Page text:

====================

Friday, December 16, 2016

Story Fragment: The Resolution of the Yamato

This got cut from the revision of the Solador story because it is not directly relevant to the protagonist's story; this is something that the deuteragonist does to aide the protagonist in the climax of the story. Rather than let it rot, as it were, I'm going to post it here. The scene's intention was to demonstrate that the deuteragonist's organization--the Hidden City--has at its disposal more than just some well-trained agents and access to a pre-Cataclysm network infrastructure. However, without a series to build this out it becomes irrelevant to the story.

"Master Control, this is Agent Johnathan. I am at the resolution zone."

In his ear, John heard Master Control respond: "This is Master Control. We see you. Proceed."

John activated his holographic overlay, allowing him to see where to-be-resolved objects could be readily placed. His eyes quickly scanned for, and found, the Gate icon and placed it partially submerged into the waters of the Sound. With a gesture, he initiated the resolution protocol for the gate.

====================

Problems to solve:
**1.** Change "leader-line" to "connector-line" in the rows from the first row up to and including the row with "slice-name: Chemistry <box>251", and give back only those rows with nothing else altered.
**2.** Write what comes next in the story fragment about the resolution of the Yamato, beginning after its final sentence.
The story above and the rows that follow come from unrelated sources.

====================

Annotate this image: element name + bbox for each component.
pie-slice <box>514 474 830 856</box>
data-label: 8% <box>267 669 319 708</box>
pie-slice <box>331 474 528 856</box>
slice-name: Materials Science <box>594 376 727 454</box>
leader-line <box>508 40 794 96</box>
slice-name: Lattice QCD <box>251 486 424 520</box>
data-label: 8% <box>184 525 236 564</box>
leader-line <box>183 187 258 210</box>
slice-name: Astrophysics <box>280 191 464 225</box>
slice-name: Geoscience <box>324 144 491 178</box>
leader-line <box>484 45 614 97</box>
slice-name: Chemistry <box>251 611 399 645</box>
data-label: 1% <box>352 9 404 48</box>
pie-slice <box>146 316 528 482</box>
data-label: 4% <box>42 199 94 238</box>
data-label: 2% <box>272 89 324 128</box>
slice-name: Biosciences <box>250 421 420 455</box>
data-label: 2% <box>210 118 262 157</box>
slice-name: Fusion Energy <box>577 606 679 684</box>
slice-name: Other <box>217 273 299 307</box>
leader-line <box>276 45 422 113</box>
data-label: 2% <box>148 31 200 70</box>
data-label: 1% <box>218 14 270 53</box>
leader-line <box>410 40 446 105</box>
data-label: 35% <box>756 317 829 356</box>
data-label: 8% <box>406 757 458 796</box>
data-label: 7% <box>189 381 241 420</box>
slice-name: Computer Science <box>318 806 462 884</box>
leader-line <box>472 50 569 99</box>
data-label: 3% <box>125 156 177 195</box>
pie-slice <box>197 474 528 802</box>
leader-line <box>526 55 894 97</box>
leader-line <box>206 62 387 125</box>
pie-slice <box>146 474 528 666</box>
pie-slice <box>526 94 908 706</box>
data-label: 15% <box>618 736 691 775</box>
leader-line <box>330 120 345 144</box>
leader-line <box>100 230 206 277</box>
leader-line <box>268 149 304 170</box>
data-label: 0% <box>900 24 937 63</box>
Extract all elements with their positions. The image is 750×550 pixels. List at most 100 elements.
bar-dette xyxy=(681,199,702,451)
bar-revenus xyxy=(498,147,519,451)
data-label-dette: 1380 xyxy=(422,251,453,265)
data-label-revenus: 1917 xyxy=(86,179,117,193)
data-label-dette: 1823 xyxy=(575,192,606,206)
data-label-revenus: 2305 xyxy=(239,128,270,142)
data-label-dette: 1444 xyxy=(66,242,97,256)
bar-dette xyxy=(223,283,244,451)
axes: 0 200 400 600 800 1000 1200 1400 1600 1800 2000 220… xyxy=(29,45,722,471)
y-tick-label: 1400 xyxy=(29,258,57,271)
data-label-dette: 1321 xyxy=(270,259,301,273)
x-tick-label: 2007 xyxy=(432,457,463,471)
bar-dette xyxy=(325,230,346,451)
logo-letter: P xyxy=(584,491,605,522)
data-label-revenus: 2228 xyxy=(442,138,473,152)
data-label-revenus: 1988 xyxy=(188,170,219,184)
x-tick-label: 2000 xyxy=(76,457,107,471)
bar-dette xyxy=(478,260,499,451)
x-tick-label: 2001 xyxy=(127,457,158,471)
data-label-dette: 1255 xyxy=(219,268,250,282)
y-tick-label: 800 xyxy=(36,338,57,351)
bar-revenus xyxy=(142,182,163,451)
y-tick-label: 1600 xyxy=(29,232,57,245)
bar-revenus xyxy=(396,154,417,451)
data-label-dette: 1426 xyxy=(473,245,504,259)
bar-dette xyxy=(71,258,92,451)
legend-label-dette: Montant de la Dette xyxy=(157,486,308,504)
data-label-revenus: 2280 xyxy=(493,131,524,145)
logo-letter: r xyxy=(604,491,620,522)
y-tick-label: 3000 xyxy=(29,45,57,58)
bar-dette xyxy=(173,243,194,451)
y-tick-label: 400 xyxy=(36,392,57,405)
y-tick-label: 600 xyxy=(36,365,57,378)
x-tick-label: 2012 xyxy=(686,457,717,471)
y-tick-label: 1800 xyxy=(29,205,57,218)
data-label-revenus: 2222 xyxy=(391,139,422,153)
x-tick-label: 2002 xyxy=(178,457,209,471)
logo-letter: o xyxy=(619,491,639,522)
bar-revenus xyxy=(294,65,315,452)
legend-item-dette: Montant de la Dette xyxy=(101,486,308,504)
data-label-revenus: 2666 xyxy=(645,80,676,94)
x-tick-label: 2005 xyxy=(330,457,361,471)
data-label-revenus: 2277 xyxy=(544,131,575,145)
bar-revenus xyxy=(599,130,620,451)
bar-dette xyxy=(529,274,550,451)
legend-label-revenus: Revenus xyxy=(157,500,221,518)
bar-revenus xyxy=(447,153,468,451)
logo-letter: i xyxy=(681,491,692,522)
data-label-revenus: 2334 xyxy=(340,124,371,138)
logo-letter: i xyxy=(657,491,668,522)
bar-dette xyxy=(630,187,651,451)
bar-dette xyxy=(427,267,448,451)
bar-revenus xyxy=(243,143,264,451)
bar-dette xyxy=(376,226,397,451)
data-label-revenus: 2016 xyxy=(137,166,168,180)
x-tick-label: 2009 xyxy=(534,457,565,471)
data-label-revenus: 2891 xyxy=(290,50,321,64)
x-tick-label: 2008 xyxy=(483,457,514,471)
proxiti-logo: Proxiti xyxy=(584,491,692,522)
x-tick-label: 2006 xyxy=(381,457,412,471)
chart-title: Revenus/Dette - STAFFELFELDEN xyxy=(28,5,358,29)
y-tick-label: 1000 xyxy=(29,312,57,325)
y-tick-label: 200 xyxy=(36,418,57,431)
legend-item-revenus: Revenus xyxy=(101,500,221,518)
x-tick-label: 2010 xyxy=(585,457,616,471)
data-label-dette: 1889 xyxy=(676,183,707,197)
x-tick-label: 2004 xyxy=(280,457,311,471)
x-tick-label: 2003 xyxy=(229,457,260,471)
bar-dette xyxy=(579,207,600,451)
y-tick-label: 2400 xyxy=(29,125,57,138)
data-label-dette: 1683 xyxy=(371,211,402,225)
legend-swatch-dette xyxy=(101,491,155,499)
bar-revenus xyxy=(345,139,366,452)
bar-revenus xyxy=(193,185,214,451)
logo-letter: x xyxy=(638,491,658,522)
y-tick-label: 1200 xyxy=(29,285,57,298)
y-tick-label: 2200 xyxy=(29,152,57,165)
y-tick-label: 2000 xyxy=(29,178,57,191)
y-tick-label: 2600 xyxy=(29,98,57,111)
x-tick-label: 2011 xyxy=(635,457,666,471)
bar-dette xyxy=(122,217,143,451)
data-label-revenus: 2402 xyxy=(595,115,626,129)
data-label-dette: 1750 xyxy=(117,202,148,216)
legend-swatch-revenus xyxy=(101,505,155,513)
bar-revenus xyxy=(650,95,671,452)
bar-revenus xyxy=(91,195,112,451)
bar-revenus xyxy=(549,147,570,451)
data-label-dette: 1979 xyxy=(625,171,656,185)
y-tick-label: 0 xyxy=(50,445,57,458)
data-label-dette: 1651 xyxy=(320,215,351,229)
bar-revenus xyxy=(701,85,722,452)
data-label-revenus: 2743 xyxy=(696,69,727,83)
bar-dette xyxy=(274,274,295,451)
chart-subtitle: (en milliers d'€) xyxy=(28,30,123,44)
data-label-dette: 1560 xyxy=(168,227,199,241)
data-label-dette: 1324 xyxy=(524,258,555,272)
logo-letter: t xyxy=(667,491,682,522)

====================

Answers for this exercise:
**1.**
Annotate this image: element name + bbox for each component.
pie-slice <box>514 474 830 856</box>
data-label: 8% <box>267 669 319 708</box>
pie-slice <box>331 474 528 856</box>
slice-name: Materials Science <box>594 376 727 454</box>
connector-line <box>508 40 794 96</box>
slice-name: Lattice QCD <box>251 486 424 520</box>
data-label: 8% <box>184 525 236 564</box>
connector-line <box>183 187 258 210</box>
slice-name: Astrophysics <box>280 191 464 225</box>
slice-name: Geoscience <box>324 144 491 178</box>
connector-line <box>484 45 614 97</box>
slice-name: Chemistry <box>251 611 399 645</box>

**2.**
A flash flicked before him and spread out into a wireframe outline of a circular design. Two-thirds of its diameter stood out of the water, dwarfing John who stood well away from it with his eyes fixed forward and his body stiff as he concentrated on each element of the resolution protocol in turn. First the skeletal frame, and then key power components and conduits. Sinks, inputs, outputs, all drawn in step by step as if he coded it in a design program. Finally, the outer shell and its finish. Then back again, layer by layer, he make the framework solid and materialized each part into existence.

The glowing, pulsing, floating man-sized (and think) crystals on either side of the gate now linked up to it and brought it full to life with a loud pop and enough light to be a beacon to craft far out over the waters. With that, John dropped to his knees, exhausted: "Resolution. Complete.

"Stand by, Agent Johnathan. We're sending it through now."

John looked up, breathing deep as he got to his feet. He saw the gate light up, and a whoosh of air come forth as the gate's interior became a wall of white light. He heard the hum of such great energy being poured into the gate- something big now resolved into the Outer World. As he saw the bow of a ship, come forth, and then the first three-gun turret, and then the second, and then secondary turrets, and then the control tower, and a third three-gun turret on the stern, and the aft come crashing through as if exiting a dry dock he knew what he beheld.

"The Yamato!" John said in a gasp.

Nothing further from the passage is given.